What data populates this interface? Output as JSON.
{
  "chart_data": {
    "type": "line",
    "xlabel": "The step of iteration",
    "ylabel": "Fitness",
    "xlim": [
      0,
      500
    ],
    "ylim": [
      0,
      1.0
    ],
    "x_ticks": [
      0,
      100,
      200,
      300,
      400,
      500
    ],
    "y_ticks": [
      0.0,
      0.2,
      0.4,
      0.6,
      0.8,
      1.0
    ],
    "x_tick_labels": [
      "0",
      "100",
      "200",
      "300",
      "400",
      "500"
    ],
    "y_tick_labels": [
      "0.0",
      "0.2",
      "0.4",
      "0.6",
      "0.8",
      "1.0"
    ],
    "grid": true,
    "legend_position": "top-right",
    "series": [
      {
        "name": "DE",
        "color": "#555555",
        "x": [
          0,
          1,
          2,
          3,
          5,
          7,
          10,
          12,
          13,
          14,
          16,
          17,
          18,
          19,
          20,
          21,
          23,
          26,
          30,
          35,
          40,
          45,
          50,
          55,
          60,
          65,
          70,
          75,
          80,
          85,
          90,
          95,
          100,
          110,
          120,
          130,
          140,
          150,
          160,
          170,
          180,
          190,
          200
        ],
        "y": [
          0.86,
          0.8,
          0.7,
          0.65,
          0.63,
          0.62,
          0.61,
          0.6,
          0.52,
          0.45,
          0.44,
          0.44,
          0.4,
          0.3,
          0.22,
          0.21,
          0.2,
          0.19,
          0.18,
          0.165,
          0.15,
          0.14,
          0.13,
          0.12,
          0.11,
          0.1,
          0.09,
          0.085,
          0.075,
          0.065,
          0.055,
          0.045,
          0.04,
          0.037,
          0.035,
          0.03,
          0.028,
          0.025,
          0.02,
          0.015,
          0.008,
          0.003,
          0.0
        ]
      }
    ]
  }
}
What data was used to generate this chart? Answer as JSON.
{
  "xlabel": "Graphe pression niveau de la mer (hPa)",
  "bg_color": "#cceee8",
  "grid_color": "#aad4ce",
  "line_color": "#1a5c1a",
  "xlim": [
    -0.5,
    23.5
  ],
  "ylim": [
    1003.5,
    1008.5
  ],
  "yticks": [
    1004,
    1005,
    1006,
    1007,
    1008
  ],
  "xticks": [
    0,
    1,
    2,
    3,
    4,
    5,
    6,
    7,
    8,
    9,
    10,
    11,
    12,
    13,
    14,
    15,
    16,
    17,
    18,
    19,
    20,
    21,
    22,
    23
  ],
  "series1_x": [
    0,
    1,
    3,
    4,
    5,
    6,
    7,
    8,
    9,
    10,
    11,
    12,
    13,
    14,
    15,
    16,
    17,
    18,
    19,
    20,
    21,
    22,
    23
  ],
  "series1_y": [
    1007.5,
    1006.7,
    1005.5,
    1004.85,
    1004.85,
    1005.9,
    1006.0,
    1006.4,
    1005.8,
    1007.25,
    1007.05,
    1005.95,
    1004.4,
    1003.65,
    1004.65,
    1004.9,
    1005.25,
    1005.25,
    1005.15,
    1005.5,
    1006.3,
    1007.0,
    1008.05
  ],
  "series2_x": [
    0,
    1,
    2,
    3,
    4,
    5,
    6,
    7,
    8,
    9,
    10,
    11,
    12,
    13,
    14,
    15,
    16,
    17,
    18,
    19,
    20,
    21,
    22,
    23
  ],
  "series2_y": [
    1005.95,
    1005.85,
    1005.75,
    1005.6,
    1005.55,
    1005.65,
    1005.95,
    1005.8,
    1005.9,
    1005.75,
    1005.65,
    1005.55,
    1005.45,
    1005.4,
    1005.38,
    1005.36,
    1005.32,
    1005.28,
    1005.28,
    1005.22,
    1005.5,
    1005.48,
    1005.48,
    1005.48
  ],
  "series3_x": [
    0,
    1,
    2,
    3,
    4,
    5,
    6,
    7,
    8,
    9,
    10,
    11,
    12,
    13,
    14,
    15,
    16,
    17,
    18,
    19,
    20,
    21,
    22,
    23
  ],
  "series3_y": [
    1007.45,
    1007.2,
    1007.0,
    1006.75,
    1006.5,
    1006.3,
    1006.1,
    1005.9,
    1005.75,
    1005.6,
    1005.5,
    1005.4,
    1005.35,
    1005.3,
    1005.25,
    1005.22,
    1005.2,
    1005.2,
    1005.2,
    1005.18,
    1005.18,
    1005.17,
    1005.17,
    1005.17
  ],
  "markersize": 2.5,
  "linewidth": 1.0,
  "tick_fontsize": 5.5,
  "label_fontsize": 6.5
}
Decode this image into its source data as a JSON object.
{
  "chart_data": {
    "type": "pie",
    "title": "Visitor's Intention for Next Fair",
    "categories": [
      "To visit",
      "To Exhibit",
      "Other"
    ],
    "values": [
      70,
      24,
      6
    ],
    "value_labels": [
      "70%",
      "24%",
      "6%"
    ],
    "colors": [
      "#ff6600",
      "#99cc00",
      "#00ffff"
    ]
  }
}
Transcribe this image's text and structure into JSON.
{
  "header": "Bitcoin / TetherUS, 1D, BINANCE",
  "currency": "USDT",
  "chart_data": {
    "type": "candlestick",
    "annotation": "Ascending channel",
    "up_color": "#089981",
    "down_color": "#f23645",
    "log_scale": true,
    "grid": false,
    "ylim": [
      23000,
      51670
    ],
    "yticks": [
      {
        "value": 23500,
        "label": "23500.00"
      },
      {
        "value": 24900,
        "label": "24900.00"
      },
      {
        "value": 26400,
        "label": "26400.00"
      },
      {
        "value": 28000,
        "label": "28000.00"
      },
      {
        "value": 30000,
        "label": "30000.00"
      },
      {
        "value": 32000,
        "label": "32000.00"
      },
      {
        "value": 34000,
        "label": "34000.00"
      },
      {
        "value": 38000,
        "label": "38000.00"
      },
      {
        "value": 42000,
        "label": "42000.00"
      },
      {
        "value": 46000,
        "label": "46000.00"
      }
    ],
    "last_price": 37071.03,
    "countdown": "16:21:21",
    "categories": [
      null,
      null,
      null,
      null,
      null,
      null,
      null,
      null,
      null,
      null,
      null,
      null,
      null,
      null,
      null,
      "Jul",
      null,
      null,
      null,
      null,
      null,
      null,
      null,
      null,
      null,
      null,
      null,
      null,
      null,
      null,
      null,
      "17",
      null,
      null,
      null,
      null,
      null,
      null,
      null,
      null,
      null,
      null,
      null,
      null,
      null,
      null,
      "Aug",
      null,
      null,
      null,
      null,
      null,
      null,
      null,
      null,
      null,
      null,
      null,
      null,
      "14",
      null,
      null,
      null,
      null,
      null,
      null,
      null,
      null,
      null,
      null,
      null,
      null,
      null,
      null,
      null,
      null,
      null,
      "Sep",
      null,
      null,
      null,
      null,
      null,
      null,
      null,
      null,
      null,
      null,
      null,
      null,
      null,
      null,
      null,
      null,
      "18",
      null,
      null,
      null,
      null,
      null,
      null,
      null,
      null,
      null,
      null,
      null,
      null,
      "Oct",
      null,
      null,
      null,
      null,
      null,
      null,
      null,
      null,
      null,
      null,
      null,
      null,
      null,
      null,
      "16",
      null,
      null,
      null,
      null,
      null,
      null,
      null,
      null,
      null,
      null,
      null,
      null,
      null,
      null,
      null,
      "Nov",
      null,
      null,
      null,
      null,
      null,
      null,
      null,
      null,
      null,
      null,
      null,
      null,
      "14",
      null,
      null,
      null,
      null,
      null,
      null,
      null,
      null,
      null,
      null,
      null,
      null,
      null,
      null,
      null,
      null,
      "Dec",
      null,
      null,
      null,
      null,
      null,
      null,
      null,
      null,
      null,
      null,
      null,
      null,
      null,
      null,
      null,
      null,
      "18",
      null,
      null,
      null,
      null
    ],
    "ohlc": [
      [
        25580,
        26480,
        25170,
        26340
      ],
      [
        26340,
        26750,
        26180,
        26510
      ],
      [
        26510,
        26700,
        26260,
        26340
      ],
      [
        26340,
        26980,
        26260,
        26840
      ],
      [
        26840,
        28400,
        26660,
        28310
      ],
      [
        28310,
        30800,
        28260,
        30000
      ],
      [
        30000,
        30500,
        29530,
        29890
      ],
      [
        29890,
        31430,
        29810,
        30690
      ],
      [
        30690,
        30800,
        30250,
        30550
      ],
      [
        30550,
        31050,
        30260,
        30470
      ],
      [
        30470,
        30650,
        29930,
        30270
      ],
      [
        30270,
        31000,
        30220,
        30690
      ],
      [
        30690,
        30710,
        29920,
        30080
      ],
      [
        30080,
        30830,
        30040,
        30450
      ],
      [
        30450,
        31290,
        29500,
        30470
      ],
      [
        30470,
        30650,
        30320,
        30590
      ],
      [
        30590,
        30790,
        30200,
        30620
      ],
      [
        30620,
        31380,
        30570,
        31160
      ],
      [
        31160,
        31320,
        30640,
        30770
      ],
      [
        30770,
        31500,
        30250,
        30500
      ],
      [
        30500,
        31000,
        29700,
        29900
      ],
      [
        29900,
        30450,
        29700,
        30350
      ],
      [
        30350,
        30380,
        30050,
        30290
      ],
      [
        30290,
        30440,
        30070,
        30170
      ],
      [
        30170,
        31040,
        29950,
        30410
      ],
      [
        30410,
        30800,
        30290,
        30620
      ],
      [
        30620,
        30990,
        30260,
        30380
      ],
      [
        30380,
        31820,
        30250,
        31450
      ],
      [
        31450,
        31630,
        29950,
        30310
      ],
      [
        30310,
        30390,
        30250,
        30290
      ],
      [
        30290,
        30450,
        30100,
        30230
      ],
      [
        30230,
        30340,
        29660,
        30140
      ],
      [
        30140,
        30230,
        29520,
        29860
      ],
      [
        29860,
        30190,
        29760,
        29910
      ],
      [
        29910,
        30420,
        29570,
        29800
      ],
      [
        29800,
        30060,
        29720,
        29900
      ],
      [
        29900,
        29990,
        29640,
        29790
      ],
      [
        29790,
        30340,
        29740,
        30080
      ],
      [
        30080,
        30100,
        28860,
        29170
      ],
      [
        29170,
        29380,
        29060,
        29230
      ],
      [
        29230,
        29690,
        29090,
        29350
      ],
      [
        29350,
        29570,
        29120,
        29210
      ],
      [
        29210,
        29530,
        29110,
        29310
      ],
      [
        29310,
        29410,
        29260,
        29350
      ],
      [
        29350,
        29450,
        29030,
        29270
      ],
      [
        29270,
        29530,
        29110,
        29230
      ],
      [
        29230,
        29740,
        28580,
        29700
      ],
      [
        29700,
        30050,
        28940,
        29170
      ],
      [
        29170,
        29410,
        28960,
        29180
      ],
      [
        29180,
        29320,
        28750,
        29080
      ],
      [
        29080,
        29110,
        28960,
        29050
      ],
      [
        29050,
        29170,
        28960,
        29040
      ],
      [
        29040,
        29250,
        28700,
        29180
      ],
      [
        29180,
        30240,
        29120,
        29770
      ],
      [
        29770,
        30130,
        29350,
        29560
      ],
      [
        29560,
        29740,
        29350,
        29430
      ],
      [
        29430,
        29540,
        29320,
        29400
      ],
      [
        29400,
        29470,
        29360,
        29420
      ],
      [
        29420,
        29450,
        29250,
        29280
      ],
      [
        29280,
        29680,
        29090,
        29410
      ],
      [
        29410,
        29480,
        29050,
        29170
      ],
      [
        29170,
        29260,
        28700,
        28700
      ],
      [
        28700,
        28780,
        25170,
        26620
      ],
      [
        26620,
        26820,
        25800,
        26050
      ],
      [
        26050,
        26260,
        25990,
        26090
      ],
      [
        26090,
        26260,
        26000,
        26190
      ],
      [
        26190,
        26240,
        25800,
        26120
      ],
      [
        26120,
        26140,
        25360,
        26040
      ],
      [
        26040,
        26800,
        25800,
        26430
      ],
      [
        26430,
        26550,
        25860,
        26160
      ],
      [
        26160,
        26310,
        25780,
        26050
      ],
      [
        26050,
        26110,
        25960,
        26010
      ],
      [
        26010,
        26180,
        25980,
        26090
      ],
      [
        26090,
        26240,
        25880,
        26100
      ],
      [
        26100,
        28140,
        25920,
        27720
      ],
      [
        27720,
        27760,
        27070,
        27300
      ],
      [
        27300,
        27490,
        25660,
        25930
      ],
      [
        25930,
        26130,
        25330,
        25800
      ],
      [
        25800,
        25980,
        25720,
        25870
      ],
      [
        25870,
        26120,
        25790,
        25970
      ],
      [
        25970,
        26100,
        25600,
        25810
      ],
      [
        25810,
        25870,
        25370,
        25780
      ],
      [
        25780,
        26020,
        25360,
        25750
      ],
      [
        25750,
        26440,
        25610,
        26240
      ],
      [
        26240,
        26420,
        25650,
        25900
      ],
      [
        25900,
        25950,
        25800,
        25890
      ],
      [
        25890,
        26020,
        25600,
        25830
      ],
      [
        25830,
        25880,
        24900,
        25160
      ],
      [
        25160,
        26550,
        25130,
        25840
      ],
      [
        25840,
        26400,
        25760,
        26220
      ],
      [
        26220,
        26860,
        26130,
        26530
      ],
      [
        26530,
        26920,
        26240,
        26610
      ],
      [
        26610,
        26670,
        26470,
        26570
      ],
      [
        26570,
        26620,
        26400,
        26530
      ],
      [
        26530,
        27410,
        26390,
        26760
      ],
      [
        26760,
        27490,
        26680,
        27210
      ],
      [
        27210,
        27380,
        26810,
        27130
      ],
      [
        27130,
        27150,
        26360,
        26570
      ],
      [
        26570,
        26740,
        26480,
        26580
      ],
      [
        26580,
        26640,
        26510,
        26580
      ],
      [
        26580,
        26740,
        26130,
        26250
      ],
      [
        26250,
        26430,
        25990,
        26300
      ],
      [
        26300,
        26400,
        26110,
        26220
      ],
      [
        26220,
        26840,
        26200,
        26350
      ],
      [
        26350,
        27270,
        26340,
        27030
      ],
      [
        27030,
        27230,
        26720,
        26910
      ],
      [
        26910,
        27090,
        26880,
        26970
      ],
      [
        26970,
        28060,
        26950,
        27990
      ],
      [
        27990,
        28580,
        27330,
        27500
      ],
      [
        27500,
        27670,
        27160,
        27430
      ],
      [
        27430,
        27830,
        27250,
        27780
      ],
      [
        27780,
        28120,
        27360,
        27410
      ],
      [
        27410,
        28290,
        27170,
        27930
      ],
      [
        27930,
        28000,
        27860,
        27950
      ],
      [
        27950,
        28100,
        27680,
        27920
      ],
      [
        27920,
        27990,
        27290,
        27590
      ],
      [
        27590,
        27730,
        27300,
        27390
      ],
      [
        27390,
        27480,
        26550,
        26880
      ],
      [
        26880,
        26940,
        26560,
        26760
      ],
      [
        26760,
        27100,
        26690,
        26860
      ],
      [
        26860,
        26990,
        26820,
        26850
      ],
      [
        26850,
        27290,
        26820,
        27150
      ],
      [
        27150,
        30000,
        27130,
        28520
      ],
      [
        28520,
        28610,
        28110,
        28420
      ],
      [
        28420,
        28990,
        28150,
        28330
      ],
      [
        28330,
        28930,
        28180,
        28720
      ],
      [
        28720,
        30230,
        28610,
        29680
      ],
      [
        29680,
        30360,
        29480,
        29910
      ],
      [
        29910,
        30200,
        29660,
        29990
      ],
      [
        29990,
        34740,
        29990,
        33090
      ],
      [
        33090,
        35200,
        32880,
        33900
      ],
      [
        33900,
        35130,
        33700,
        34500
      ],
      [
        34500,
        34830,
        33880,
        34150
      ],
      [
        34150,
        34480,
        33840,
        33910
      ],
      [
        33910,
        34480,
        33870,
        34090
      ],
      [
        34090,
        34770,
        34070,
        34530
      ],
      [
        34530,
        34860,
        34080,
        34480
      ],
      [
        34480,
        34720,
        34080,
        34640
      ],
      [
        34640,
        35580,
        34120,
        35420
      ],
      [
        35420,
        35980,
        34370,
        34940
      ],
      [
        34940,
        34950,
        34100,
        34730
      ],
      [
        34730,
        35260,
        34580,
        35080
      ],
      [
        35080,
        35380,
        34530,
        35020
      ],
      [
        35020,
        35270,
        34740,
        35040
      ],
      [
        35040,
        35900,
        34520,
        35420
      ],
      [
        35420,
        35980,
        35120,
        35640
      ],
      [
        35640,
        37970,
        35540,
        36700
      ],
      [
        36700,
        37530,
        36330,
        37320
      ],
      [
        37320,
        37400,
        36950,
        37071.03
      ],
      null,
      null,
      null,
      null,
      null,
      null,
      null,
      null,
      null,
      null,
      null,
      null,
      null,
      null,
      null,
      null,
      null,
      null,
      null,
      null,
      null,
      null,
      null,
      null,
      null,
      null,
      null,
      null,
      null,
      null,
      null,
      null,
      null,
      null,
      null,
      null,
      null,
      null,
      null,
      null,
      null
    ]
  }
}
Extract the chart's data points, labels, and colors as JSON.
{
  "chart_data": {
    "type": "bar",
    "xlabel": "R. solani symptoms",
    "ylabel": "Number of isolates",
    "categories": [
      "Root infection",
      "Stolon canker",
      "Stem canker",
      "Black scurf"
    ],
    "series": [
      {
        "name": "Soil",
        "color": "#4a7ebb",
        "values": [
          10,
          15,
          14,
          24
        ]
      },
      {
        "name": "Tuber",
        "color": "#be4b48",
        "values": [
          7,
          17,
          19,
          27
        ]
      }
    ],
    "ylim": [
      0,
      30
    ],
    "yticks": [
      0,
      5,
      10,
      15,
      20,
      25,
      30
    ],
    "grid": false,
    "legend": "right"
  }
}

+ + + + +

Using the entries above, return each line that includes the word "type".

Task solution —
    "type": "line",
    "type": "pie",
    "type": "candlestick",
    "type": "bar",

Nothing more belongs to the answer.